> **DIRECTIVE**
Omit every image, and transcribe the remaining entries exactly as given.

> **SUPPLIED MATERIAL**
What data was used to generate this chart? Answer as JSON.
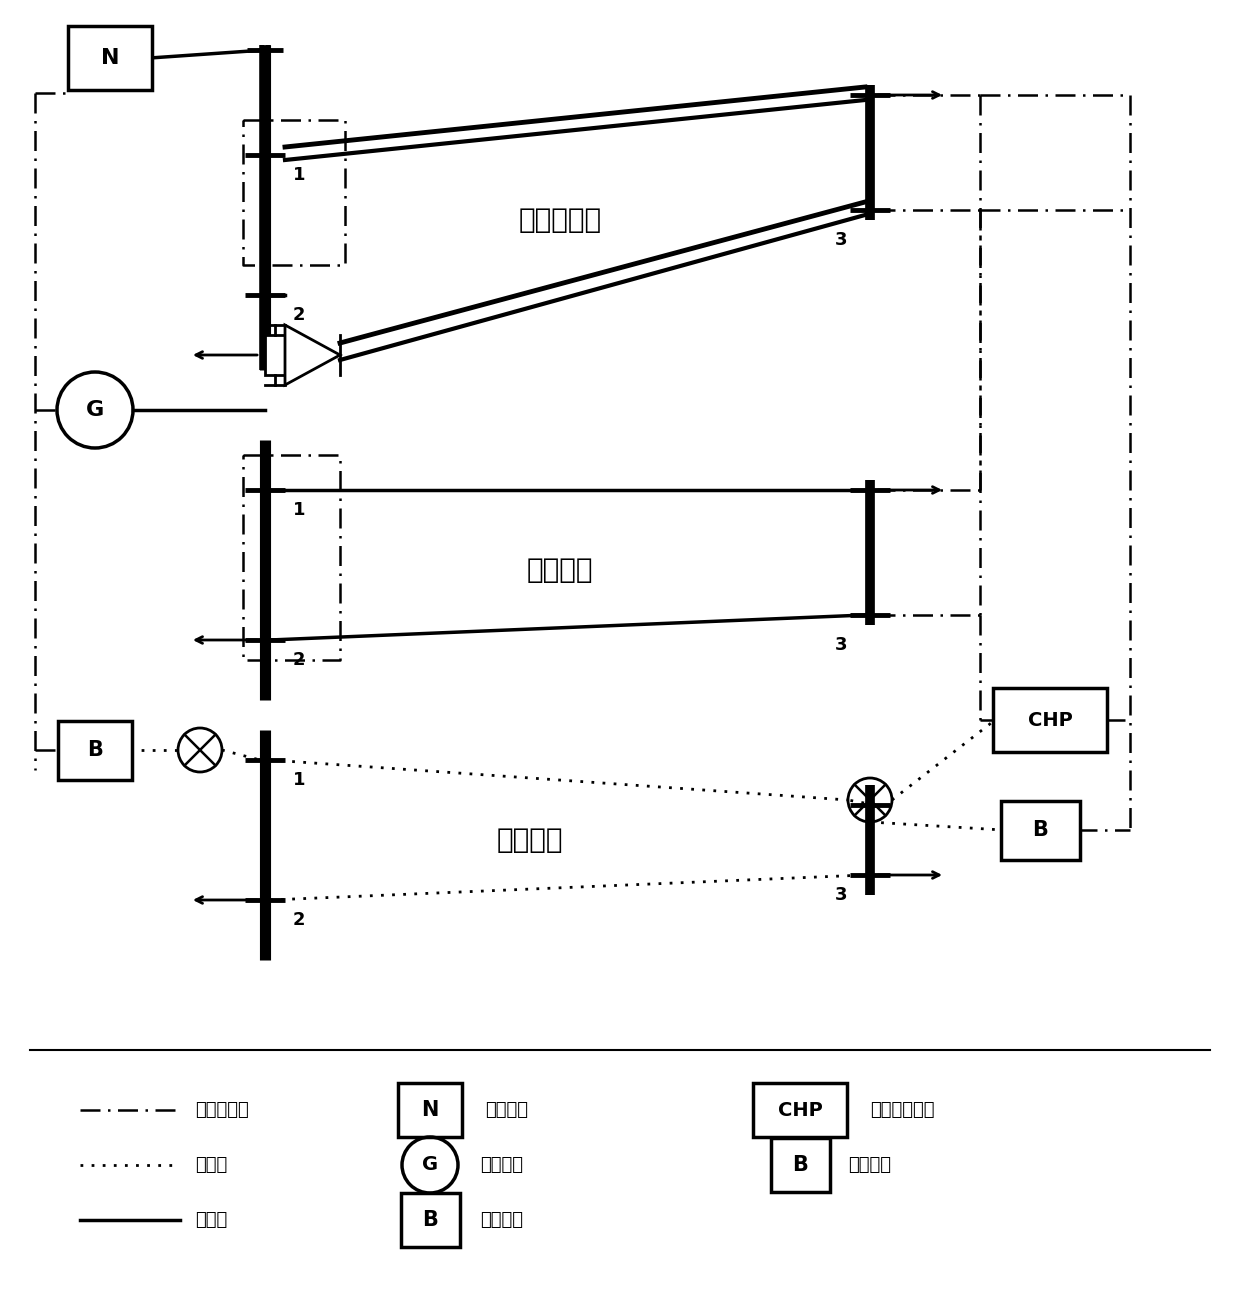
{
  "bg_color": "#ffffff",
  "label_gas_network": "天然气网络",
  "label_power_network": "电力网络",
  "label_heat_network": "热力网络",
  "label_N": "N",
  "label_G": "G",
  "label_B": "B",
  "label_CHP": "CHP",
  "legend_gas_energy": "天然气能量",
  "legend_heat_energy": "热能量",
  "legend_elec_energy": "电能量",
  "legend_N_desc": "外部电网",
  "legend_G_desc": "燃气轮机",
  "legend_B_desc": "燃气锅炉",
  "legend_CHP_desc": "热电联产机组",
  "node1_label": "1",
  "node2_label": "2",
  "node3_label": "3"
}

> **TASK RESPONSE**
What data was used to generate this chart? Answer as JSON.
{
  "bg_color": "#ffffff",
  "label_gas_network": "天然气网络",
  "label_power_network": "电力网络",
  "label_heat_network": "热力网络",
  "label_N": "N",
  "label_G": "G",
  "label_B": "B",
  "label_CHP": "CHP",
  "legend_gas_energy": "天然气能量",
  "legend_heat_energy": "热能量",
  "legend_elec_energy": "电能量",
  "legend_N_desc": "外部电网",
  "legend_G_desc": "燃气轮机",
  "legend_B_desc": "燃气锅炉",
  "legend_CHP_desc": "热电联产机组",
  "node1_label": "1",
  "node2_label": "2",
  "node3_label": "3"
}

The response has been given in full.